[Start of Exercise material]

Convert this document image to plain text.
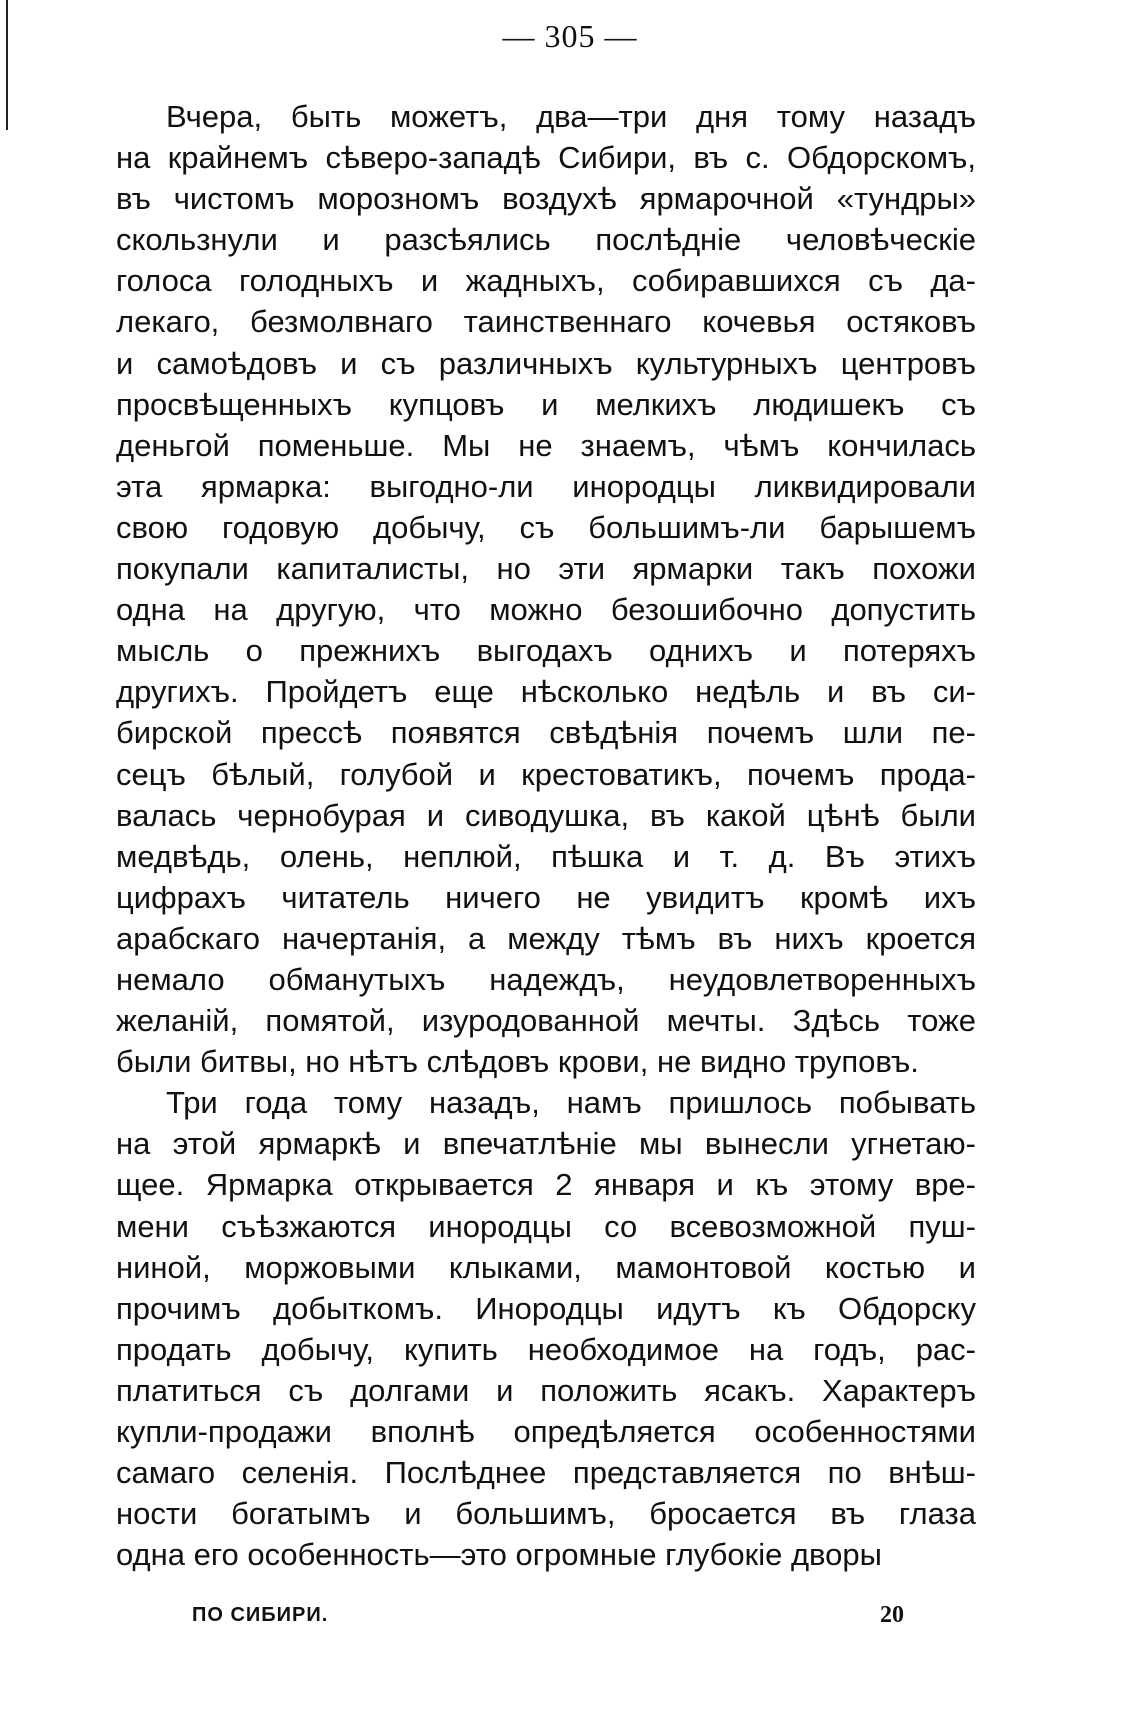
— 305 —

Вчера, быть можетъ, два—три дня тому назадъ
на крайнемъ сѣверо-западѣ Сибири, въ с. Обдорскомъ,
въ чистомъ морозномъ воздухѣ ярмарочной «тундры»
скользнули и разсѣялись послѣдніе человѣческіе
голоса голодныхъ и жадныхъ, собиравшихся съ да-
лекаго, безмолвнаго таинственнаго кочевья остяковъ
и самоѣдовъ и съ различныхъ культурныхъ центровъ
просвѣщенныхъ купцовъ и мелкихъ людишекъ съ
деньгой поменьше. Мы не знаемъ, чѣмъ кончилась
эта ярмарка: выгодно-ли инородцы ликвидировали
свою годовую добычу, съ большимъ-ли барышемъ
покупали капиталисты, но эти ярмарки такъ похожи
одна на другую, что можно безошибочно допустить
мысль о прежнихъ выгодахъ однихъ и потеряхъ
другихъ. Пройдетъ еще нѣсколько недѣль и въ си-
бирской прессѣ появятся свѣдѣнія почемъ шли пе-
сецъ бѣлый, голубой и крестоватикъ, почемъ прода-
валась чернобурая и сиводушка, въ какой цѣнѣ были
медвѣдь, олень, неплюй, пѣшка и т. д. Въ этихъ
цифрахъ читатель ничего не увидитъ кромѣ ихъ
арабскаго начертанія, а между тѣмъ въ нихъ кроется
немало обманутыхъ надеждъ, неудовлетворенныхъ
желаній, помятой, изуродованной мечты. Здѣсь тоже
были битвы, но нѣтъ слѣдовъ крови, не видно труповъ.

Три года тому назадъ, намъ пришлось побывать
на этой ярмаркѣ и впечатлѣніе мы вынесли угнетаю-
щее. Ярмарка открывается 2 января и къ этому вре-
мени съѣзжаются инородцы со всевозможной пуш-
ниной, моржовыми клыками, мамонтовой костью и
прочимъ добыткомъ. Инородцы идутъ къ Обдорску
продать добычу, купить необходимое на годъ, рас-
платиться съ долгами и положить ясакъ. Характеръ
купли-продажи вполнѣ опредѣляется особенностями
самаго селенія. Послѣднее представляется по внѣш-
ности богатымъ и большимъ, бросается въ глаза
одна его особенность—это огромные глубокіе дворы

ПО СИБИРИ.	20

[End of Exercise material]

Objective » Pull out all lines from the entries above that include the word "назадъ".

Full answer »
Вчера, быть можетъ, два—три дня тому назадъ
Три года тому назадъ, намъ пришлось побывать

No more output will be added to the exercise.